§ **Work to complete**:
Filter the records for lines holding the string "customers".

┄┄┄┄┄┄

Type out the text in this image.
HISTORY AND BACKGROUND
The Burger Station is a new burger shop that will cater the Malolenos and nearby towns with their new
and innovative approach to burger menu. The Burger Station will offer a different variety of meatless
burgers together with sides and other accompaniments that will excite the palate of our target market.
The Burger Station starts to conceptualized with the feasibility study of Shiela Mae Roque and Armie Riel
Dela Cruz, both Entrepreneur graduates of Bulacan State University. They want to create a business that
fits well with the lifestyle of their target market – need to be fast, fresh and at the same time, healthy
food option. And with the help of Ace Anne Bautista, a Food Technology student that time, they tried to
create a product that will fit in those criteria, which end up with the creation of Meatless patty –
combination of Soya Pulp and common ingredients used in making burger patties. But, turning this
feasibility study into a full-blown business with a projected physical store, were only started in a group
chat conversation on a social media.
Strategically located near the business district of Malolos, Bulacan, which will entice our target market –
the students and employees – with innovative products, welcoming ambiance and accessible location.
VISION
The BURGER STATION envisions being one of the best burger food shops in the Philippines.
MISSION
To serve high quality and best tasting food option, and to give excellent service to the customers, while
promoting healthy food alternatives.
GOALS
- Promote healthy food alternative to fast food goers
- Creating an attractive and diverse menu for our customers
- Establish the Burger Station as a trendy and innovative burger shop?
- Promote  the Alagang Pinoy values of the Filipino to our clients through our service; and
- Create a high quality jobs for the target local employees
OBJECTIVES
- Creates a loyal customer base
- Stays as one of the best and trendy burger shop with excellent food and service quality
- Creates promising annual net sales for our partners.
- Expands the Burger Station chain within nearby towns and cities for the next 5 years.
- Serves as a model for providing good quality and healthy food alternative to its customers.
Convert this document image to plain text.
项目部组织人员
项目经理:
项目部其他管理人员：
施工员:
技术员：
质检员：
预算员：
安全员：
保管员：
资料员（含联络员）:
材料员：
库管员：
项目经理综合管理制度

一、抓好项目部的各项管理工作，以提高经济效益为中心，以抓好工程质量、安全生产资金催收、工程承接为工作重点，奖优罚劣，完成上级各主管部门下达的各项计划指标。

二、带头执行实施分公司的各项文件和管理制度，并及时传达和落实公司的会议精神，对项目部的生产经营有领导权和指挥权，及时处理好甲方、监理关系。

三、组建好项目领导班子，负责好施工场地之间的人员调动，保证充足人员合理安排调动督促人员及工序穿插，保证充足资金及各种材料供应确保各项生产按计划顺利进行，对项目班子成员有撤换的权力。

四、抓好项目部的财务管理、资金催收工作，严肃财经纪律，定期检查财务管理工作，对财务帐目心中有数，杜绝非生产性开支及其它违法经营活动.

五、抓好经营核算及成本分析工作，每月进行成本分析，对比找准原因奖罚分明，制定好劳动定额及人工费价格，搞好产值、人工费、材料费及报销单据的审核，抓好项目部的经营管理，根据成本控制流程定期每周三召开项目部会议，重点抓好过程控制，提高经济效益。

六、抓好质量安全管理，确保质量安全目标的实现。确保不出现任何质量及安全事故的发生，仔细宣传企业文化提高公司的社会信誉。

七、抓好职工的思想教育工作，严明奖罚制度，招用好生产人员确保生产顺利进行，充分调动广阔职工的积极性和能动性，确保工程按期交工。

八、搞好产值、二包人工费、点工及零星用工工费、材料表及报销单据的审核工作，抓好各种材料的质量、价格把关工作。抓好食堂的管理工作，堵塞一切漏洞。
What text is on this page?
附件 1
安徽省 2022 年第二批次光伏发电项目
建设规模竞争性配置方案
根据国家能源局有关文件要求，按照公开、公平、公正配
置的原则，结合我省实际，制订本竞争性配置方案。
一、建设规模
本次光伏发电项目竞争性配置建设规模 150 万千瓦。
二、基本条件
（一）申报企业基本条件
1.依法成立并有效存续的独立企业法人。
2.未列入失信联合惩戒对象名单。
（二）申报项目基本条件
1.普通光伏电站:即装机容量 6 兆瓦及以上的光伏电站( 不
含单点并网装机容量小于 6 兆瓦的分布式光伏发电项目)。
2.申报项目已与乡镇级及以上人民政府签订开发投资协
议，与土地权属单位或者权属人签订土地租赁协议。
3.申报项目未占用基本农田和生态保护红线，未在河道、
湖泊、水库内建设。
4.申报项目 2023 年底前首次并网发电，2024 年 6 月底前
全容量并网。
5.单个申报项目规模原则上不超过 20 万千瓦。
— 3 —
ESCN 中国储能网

┄┄┄┄┄┄

§ **Task output**:
To serve high quality and best tasting food option, and to give excellent service to the customers, while
- Creating an attractive and diverse menu for our customers
- Serves as a model for providing good quality and healthy food alternative to its customers.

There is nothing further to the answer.